## RECORDS SHOWN
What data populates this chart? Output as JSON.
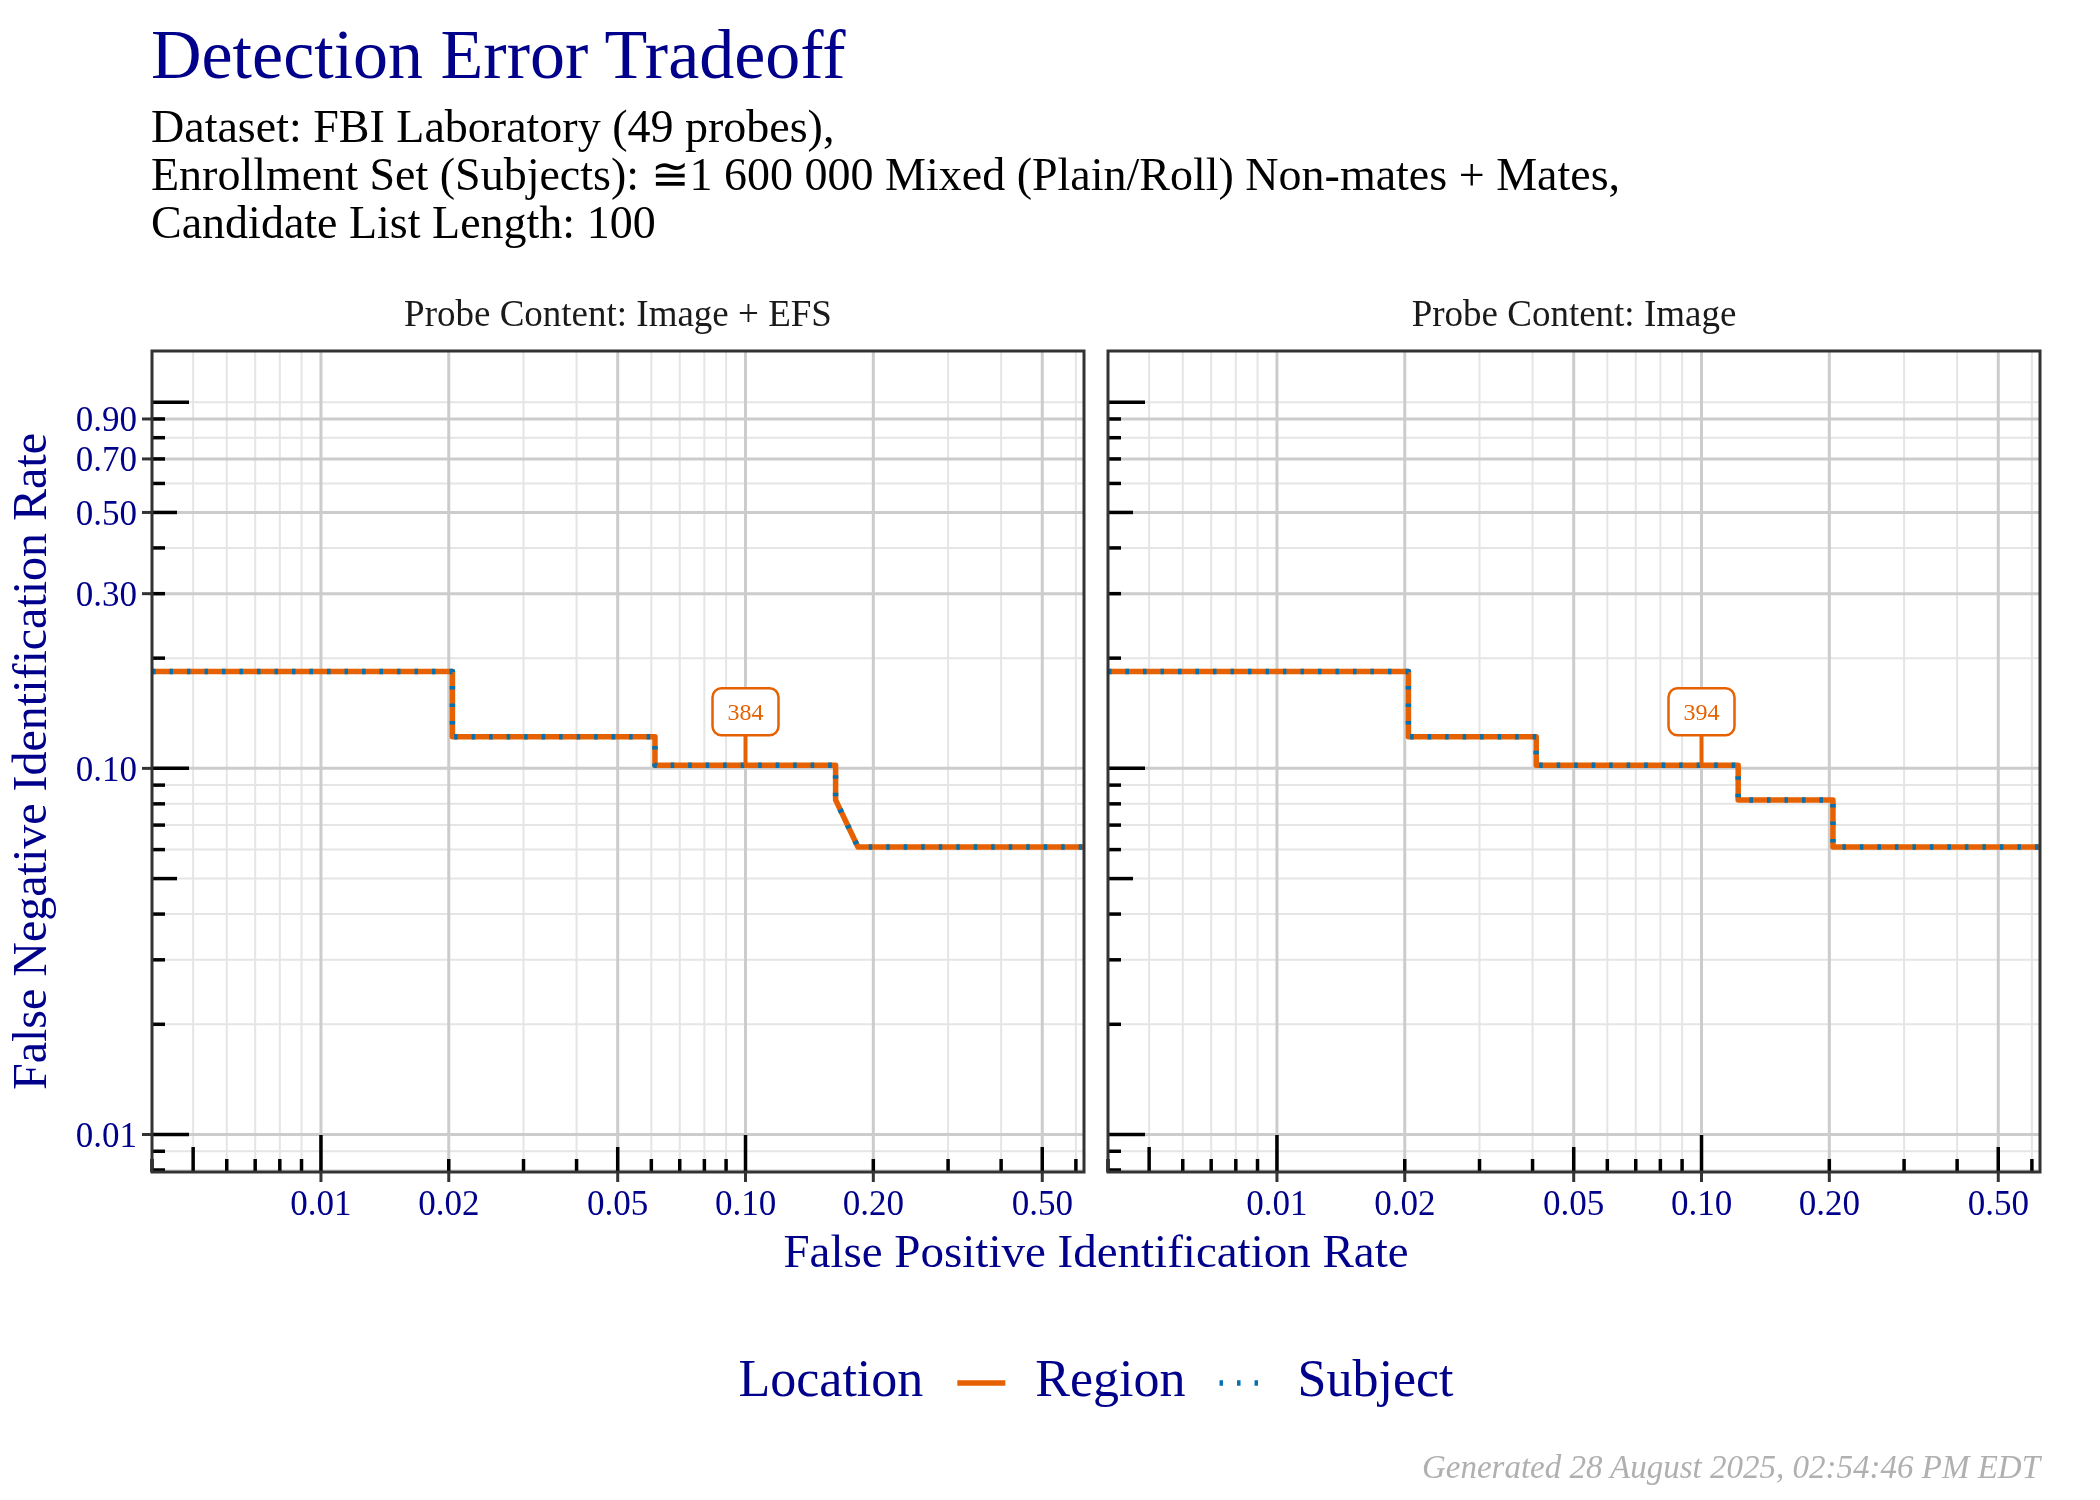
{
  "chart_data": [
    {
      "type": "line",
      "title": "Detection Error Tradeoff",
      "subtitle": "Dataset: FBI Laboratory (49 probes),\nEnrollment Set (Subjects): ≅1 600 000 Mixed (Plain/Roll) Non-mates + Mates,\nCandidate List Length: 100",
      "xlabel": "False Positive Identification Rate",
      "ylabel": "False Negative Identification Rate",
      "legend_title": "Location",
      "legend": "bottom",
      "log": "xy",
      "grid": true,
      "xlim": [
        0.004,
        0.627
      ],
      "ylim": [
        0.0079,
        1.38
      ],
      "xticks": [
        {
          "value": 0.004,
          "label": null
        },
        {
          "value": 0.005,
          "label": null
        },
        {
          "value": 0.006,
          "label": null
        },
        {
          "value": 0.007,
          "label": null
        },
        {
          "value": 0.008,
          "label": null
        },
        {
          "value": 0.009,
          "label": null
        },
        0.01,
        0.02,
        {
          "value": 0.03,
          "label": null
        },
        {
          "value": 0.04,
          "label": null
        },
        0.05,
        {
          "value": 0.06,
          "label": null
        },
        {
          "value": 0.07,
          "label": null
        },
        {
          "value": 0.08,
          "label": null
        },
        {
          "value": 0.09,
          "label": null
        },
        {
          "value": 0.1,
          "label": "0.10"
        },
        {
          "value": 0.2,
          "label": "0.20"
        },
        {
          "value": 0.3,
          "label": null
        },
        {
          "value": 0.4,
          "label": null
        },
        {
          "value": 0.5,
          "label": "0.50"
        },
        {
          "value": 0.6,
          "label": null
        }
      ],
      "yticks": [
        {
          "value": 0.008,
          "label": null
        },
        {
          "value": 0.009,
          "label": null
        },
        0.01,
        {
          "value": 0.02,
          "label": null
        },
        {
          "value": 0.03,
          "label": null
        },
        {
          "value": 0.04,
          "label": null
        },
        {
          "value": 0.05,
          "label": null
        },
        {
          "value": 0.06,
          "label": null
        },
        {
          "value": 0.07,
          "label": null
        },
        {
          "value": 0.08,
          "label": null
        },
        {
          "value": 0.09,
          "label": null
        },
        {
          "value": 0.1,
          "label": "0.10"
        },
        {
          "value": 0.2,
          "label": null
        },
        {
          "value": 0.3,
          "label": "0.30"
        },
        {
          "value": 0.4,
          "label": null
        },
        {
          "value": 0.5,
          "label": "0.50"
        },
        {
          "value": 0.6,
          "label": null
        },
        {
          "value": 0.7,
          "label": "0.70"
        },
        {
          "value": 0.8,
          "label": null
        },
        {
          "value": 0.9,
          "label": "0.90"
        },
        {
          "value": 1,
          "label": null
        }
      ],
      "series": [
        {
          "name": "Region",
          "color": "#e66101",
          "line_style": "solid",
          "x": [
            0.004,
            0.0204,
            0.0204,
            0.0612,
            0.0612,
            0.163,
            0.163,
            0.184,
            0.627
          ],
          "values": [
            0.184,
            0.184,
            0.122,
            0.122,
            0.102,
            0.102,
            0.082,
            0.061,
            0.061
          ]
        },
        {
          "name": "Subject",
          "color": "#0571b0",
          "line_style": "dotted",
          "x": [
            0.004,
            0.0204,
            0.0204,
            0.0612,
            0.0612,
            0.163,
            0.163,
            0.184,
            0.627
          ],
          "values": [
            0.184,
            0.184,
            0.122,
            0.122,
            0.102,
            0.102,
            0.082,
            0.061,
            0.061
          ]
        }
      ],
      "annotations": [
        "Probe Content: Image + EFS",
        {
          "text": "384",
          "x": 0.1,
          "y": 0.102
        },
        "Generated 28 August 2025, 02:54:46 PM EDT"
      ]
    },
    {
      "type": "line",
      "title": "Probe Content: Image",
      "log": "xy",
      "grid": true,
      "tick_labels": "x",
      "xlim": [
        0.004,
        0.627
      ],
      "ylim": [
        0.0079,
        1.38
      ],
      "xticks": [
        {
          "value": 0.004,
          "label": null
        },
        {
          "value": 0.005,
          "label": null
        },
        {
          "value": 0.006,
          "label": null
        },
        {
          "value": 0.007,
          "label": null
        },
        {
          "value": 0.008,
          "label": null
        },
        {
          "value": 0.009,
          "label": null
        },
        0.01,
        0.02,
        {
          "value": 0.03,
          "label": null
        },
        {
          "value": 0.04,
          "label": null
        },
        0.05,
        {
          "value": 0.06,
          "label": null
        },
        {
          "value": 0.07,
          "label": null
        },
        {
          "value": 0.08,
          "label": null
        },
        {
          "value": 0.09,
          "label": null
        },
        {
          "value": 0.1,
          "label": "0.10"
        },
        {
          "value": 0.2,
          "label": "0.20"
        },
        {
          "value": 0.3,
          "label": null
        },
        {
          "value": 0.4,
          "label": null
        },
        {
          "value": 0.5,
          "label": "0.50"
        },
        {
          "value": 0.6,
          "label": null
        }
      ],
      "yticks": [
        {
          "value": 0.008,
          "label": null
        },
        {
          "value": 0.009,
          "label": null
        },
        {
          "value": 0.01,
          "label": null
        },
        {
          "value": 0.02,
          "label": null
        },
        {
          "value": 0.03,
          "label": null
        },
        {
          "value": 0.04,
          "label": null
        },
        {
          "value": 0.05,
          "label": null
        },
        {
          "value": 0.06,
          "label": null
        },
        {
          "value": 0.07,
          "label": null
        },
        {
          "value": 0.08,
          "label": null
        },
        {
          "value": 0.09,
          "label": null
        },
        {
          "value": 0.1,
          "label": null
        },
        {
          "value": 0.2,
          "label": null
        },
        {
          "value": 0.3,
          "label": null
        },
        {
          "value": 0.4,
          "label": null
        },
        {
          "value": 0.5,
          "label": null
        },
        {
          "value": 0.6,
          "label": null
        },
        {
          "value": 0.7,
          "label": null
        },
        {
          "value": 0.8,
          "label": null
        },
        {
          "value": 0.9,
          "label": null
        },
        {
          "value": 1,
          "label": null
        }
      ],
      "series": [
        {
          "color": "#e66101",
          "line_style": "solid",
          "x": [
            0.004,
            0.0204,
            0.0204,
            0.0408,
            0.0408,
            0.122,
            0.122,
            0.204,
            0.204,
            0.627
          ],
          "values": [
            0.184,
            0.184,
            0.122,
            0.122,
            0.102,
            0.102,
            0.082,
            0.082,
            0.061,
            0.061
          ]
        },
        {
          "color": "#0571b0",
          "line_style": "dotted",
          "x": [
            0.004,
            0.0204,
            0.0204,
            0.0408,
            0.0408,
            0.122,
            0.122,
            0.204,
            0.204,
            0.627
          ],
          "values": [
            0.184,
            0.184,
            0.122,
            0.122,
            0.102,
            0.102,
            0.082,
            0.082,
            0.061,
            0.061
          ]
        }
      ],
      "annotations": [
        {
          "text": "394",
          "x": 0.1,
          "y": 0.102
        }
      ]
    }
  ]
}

## THE PROBLEM
Repeat each entry exactly as it appears; skip any picture.

## SOLUTION
What data populates this chart? Output as JSON.
{
  "chart_data": [
    {
      "type": "line",
      "title": "Detection Error Tradeoff",
      "subtitle": "Dataset: FBI Laboratory (49 probes),\nEnrollment Set (Subjects): ≅1 600 000 Mixed (Plain/Roll) Non-mates + Mates,\nCandidate List Length: 100",
      "xlabel": "False Positive Identification Rate",
      "ylabel": "False Negative Identification Rate",
      "legend_title": "Location",
      "legend": "bottom",
      "log": "xy",
      "grid": true,
      "xlim": [
        0.004,
        0.627
      ],
      "ylim": [
        0.0079,
        1.38
      ],
      "xticks": [
        {
          "value": 0.004,
          "label": null
        },
        {
          "value": 0.005,
          "label": null
        },
        {
          "value": 0.006,
          "label": null
        },
        {
          "value": 0.007,
          "label": null
        },
        {
          "value": 0.008,
          "label": null
        },
        {
          "value": 0.009,
          "label": null
        },
        0.01,
        0.02,
        {
          "value": 0.03,
          "label": null
        },
        {
          "value": 0.04,
          "label": null
        },
        0.05,
        {
          "value": 0.06,
          "label": null
        },
        {
          "value": 0.07,
          "label": null
        },
        {
          "value": 0.08,
          "label": null
        },
        {
          "value": 0.09,
          "label": null
        },
        {
          "value": 0.1,
          "label": "0.10"
        },
        {
          "value": 0.2,
          "label": "0.20"
        },
        {
          "value": 0.3,
          "label": null
        },
        {
          "value": 0.4,
          "label": null
        },
        {
          "value": 0.5,
          "label": "0.50"
        },
        {
          "value": 0.6,
          "label": null
        }
      ],
      "yticks": [
        {
          "value": 0.008,
          "label": null
        },
        {
          "value": 0.009,
          "label": null
        },
        0.01,
        {
          "value": 0.02,
          "label": null
        },
        {
          "value": 0.03,
          "label": null
        },
        {
          "value": 0.04,
          "label": null
        },
        {
          "value": 0.05,
          "label": null
        },
        {
          "value": 0.06,
          "label": null
        },
        {
          "value": 0.07,
          "label": null
        },
        {
          "value": 0.08,
          "label": null
        },
        {
          "value": 0.09,
          "label": null
        },
        {
          "value": 0.1,
          "label": "0.10"
        },
        {
          "value": 0.2,
          "label": null
        },
        {
          "value": 0.3,
          "label": "0.30"
        },
        {
          "value": 0.4,
          "label": null
        },
        {
          "value": 0.5,
          "label": "0.50"
        },
        {
          "value": 0.6,
          "label": null
        },
        {
          "value": 0.7,
          "label": "0.70"
        },
        {
          "value": 0.8,
          "label": null
        },
        {
          "value": 0.9,
          "label": "0.90"
        },
        {
          "value": 1,
          "label": null
        }
      ],
      "series": [
        {
          "name": "Region",
          "color": "#e66101",
          "line_style": "solid",
          "x": [
            0.004,
            0.0204,
            0.0204,
            0.0612,
            0.0612,
            0.163,
            0.163,
            0.184,
            0.627
          ],
          "values": [
            0.184,
            0.184,
            0.122,
            0.122,
            0.102,
            0.102,
            0.082,
            0.061,
            0.061
          ]
        },
        {
          "name": "Subject",
          "color": "#0571b0",
          "line_style": "dotted",
          "x": [
            0.004,
            0.0204,
            0.0204,
            0.0612,
            0.0612,
            0.163,
            0.163,
            0.184,
            0.627
          ],
          "values": [
            0.184,
            0.184,
            0.122,
            0.122,
            0.102,
            0.102,
            0.082,
            0.061,
            0.061
          ]
        }
      ],
      "annotations": [
        "Probe Content: Image + EFS",
        {
          "text": "384",
          "x": 0.1,
          "y": 0.102
        },
        "Generated 28 August 2025, 02:54:46 PM EDT"
      ]
    },
    {
      "type": "line",
      "title": "Probe Content: Image",
      "log": "xy",
      "grid": true,
      "tick_labels": "x",
      "xlim": [
        0.004,
        0.627
      ],
      "ylim": [
        0.0079,
        1.38
      ],
      "xticks": [
        {
          "value": 0.004,
          "label": null
        },
        {
          "value": 0.005,
          "label": null
        },
        {
          "value": 0.006,
          "label": null
        },
        {
          "value": 0.007,
          "label": null
        },
        {
          "value": 0.008,
          "label": null
        },
        {
          "value": 0.009,
          "label": null
        },
        0.01,
        0.02,
        {
          "value": 0.03,
          "label": null
        },
        {
          "value": 0.04,
          "label": null
        },
        0.05,
        {
          "value": 0.06,
          "label": null
        },
        {
          "value": 0.07,
          "label": null
        },
        {
          "value": 0.08,
          "label": null
        },
        {
          "value": 0.09,
          "label": null
        },
        {
          "value": 0.1,
          "label": "0.10"
        },
        {
          "value": 0.2,
          "label": "0.20"
        },
        {
          "value": 0.3,
          "label": null
        },
        {
          "value": 0.4,
          "label": null
        },
        {
          "value": 0.5,
          "label": "0.50"
        },
        {
          "value": 0.6,
          "label": null
        }
      ],
      "yticks": [
        {
          "value": 0.008,
          "label": null
        },
        {
          "value": 0.009,
          "label": null
        },
        {
          "value": 0.01,
          "label": null
        },
        {
          "value": 0.02,
          "label": null
        },
        {
          "value": 0.03,
          "label": null
        },
        {
          "value": 0.04,
          "label": null
        },
        {
          "value": 0.05,
          "label": null
        },
        {
          "value": 0.06,
          "label": null
        },
        {
          "value": 0.07,
          "label": null
        },
        {
          "value": 0.08,
          "label": null
        },
        {
          "value": 0.09,
          "label": null
        },
        {
          "value": 0.1,
          "label": null
        },
        {
          "value": 0.2,
          "label": null
        },
        {
          "value": 0.3,
          "label": null
        },
        {
          "value": 0.4,
          "label": null
        },
        {
          "value": 0.5,
          "label": null
        },
        {
          "value": 0.6,
          "label": null
        },
        {
          "value": 0.7,
          "label": null
        },
        {
          "value": 0.8,
          "label": null
        },
        {
          "value": 0.9,
          "label": null
        },
        {
          "value": 1,
          "label": null
        }
      ],
      "series": [
        {
          "color": "#e66101",
          "line_style": "solid",
          "x": [
            0.004,
            0.0204,
            0.0204,
            0.0408,
            0.0408,
            0.122,
            0.122,
            0.204,
            0.204,
            0.627
          ],
          "values": [
            0.184,
            0.184,
            0.122,
            0.122,
            0.102,
            0.102,
            0.082,
            0.082,
            0.061,
            0.061
          ]
        },
        {
          "color": "#0571b0",
          "line_style": "dotted",
          "x": [
            0.004,
            0.0204,
            0.0204,
            0.0408,
            0.0408,
            0.122,
            0.122,
            0.204,
            0.204,
            0.627
          ],
          "values": [
            0.184,
            0.184,
            0.122,
            0.122,
            0.102,
            0.102,
            0.082,
            0.082,
            0.061,
            0.061
          ]
        }
      ],
      "annotations": [
        {
          "text": "394",
          "x": 0.1,
          "y": 0.102
        }
      ]
    }
  ]
}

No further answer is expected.